Raw records
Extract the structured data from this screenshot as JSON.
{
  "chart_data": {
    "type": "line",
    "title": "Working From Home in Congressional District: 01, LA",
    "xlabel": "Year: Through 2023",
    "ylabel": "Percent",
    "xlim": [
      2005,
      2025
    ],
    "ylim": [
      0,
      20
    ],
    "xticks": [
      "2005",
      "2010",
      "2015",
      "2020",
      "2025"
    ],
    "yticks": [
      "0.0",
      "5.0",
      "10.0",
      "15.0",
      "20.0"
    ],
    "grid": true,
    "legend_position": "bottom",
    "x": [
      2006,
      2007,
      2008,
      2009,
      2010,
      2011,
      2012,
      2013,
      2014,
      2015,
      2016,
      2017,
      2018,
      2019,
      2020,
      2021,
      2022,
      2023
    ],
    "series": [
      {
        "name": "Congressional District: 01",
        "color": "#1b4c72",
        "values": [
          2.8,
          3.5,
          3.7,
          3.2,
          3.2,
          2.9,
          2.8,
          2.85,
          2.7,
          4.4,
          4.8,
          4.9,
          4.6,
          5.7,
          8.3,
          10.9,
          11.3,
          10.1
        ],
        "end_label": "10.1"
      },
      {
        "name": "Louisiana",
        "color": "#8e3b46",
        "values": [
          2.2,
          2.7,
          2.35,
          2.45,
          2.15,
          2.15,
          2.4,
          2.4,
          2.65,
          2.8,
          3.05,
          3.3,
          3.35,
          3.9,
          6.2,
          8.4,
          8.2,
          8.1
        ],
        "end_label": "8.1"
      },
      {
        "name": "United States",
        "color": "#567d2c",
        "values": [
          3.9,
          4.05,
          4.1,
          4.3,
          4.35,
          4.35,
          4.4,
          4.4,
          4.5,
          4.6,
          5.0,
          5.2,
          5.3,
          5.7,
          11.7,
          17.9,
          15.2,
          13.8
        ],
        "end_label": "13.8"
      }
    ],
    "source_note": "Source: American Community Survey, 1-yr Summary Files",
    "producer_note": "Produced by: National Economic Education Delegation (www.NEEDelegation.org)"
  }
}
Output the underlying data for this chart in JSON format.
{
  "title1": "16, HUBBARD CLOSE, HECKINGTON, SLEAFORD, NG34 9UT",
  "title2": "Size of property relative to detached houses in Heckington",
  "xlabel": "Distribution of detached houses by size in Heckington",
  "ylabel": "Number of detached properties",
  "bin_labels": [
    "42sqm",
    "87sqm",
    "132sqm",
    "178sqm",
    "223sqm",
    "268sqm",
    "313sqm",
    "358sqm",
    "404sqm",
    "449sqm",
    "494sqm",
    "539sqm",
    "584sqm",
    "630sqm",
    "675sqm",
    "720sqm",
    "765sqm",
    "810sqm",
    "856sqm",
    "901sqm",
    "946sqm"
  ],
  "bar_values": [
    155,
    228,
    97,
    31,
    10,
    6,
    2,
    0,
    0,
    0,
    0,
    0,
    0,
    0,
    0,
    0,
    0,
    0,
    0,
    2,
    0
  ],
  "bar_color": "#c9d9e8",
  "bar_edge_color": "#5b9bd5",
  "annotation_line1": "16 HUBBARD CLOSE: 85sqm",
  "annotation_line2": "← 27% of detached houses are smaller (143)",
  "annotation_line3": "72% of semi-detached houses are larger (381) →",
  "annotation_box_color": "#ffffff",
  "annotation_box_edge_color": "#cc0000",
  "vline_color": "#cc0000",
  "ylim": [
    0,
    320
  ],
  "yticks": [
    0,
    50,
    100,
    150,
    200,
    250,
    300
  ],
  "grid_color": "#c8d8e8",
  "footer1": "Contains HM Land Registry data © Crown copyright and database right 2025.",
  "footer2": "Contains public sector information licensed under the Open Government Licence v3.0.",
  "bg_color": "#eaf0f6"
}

▶ **Instructions to follow**
Exactly as written above, please repeat the entries.

▶ **Expected output**
Extract the structured data from this screenshot as JSON.
{
  "chart_data": {
    "type": "line",
    "title": "Working From Home in Congressional District: 01, LA",
    "xlabel": "Year: Through 2023",
    "ylabel": "Percent",
    "xlim": [
      2005,
      2025
    ],
    "ylim": [
      0,
      20
    ],
    "xticks": [
      "2005",
      "2010",
      "2015",
      "2020",
      "2025"
    ],
    "yticks": [
      "0.0",
      "5.0",
      "10.0",
      "15.0",
      "20.0"
    ],
    "grid": true,
    "legend_position": "bottom",
    "x": [
      2006,
      2007,
      2008,
      2009,
      2010,
      2011,
      2012,
      2013,
      2014,
      2015,
      2016,
      2017,
      2018,
      2019,
      2020,
      2021,
      2022,
      2023
    ],
    "series": [
      {
        "name": "Congressional District: 01",
        "color": "#1b4c72",
        "values": [
          2.8,
          3.5,
          3.7,
          3.2,
          3.2,
          2.9,
          2.8,
          2.85,
          2.7,
          4.4,
          4.8,
          4.9,
          4.6,
          5.7,
          8.3,
          10.9,
          11.3,
          10.1
        ],
        "end_label": "10.1"
      },
      {
        "name": "Louisiana",
        "color": "#8e3b46",
        "values": [
          2.2,
          2.7,
          2.35,
          2.45,
          2.15,
          2.15,
          2.4,
          2.4,
          2.65,
          2.8,
          3.05,
          3.3,
          3.35,
          3.9,
          6.2,
          8.4,
          8.2,
          8.1
        ],
        "end_label": "8.1"
      },
      {
        "name": "United States",
        "color": "#567d2c",
        "values": [
          3.9,
          4.05,
          4.1,
          4.3,
          4.35,
          4.35,
          4.4,
          4.4,
          4.5,
          4.6,
          5.0,
          5.2,
          5.3,
          5.7,
          11.7,
          17.9,
          15.2,
          13.8
        ],
        "end_label": "13.8"
      }
    ],
    "source_note": "Source: American Community Survey, 1-yr Summary Files",
    "producer_note": "Produced by: National Economic Education Delegation (www.NEEDelegation.org)"
  }
}
Output the underlying data for this chart in JSON format.
{
  "title1": "16, HUBBARD CLOSE, HECKINGTON, SLEAFORD, NG34 9UT",
  "title2": "Size of property relative to detached houses in Heckington",
  "xlabel": "Distribution of detached houses by size in Heckington",
  "ylabel": "Number of detached properties",
  "bin_labels": [
    "42sqm",
    "87sqm",
    "132sqm",
    "178sqm",
    "223sqm",
    "268sqm",
    "313sqm",
    "358sqm",
    "404sqm",
    "449sqm",
    "494sqm",
    "539sqm",
    "584sqm",
    "630sqm",
    "675sqm",
    "720sqm",
    "765sqm",
    "810sqm",
    "856sqm",
    "901sqm",
    "946sqm"
  ],
  "bar_values": [
    155,
    228,
    97,
    31,
    10,
    6,
    2,
    0,
    0,
    0,
    0,
    0,
    0,
    0,
    0,
    0,
    0,
    0,
    0,
    2,
    0
  ],
  "bar_color": "#c9d9e8",
  "bar_edge_color": "#5b9bd5",
  "annotation_line1": "16 HUBBARD CLOSE: 85sqm",
  "annotation_line2": "← 27% of detached houses are smaller (143)",
  "annotation_line3": "72% of semi-detached houses are larger (381) →",
  "annotation_box_color": "#ffffff",
  "annotation_box_edge_color": "#cc0000",
  "vline_color": "#cc0000",
  "ylim": [
    0,
    320
  ],
  "yticks": [
    0,
    50,
    100,
    150,
    200,
    250,
    300
  ],
  "grid_color": "#c8d8e8",
  "footer1": "Contains HM Land Registry data © Crown copyright and database right 2025.",
  "footer2": "Contains public sector information licensed under the Open Government Licence v3.0.",
  "bg_color": "#eaf0f6"
}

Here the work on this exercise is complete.